#### What is asked:
Copy each of the entries below faithfully, setting aside any pictures.

Dataset items:
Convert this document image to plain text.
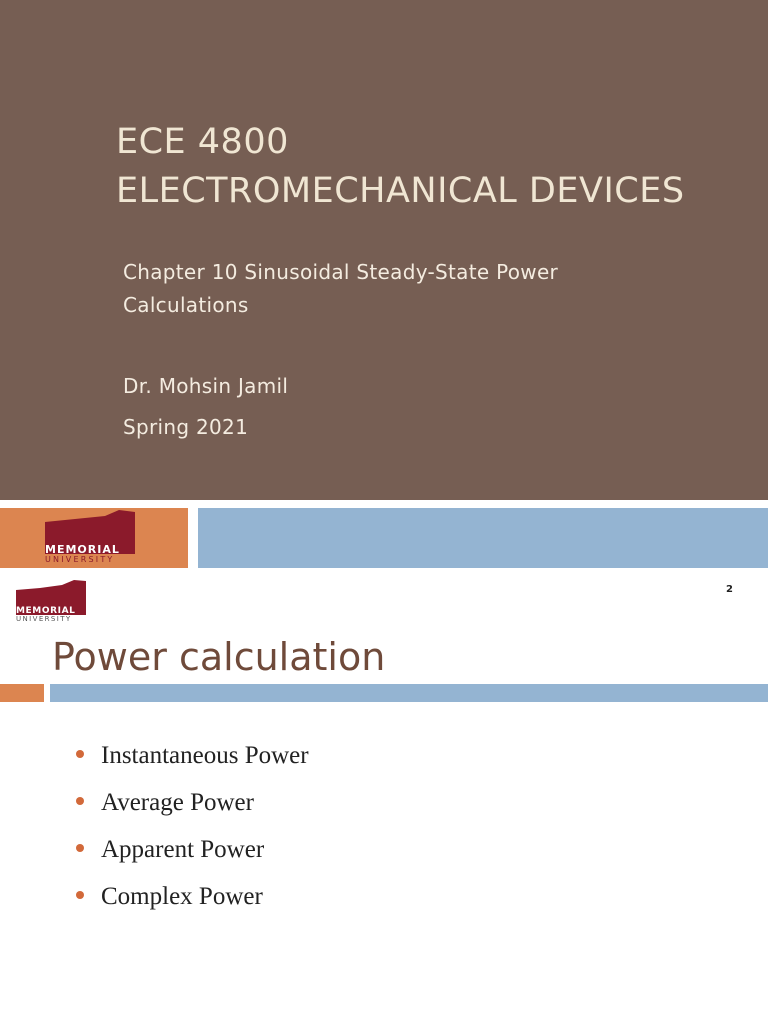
ECE 4800
ELECTROMECHANICAL DEVICES

Chapter 10 Sinusoidal Steady-State Power Calculations

Dr. Mohsin Jamil

Spring 2021

MEMORIAL
UNIVERSITY
MEMORIAL
UNIVERSITY

2

Power calculation
Instantaneous Power
Average Power
Apparent Power
Complex Power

#### Final result:
Convert this document image to plain text.
ECE 4800
ELECTROMECHANICAL DEVICES

Chapter 10 Sinusoidal Steady-State Power Calculations

Dr. Mohsin Jamil

Spring 2021

MEMORIAL
UNIVERSITY
MEMORIAL
UNIVERSITY

2

Power calculation
Instantaneous Power
Average Power
Apparent Power
Complex Power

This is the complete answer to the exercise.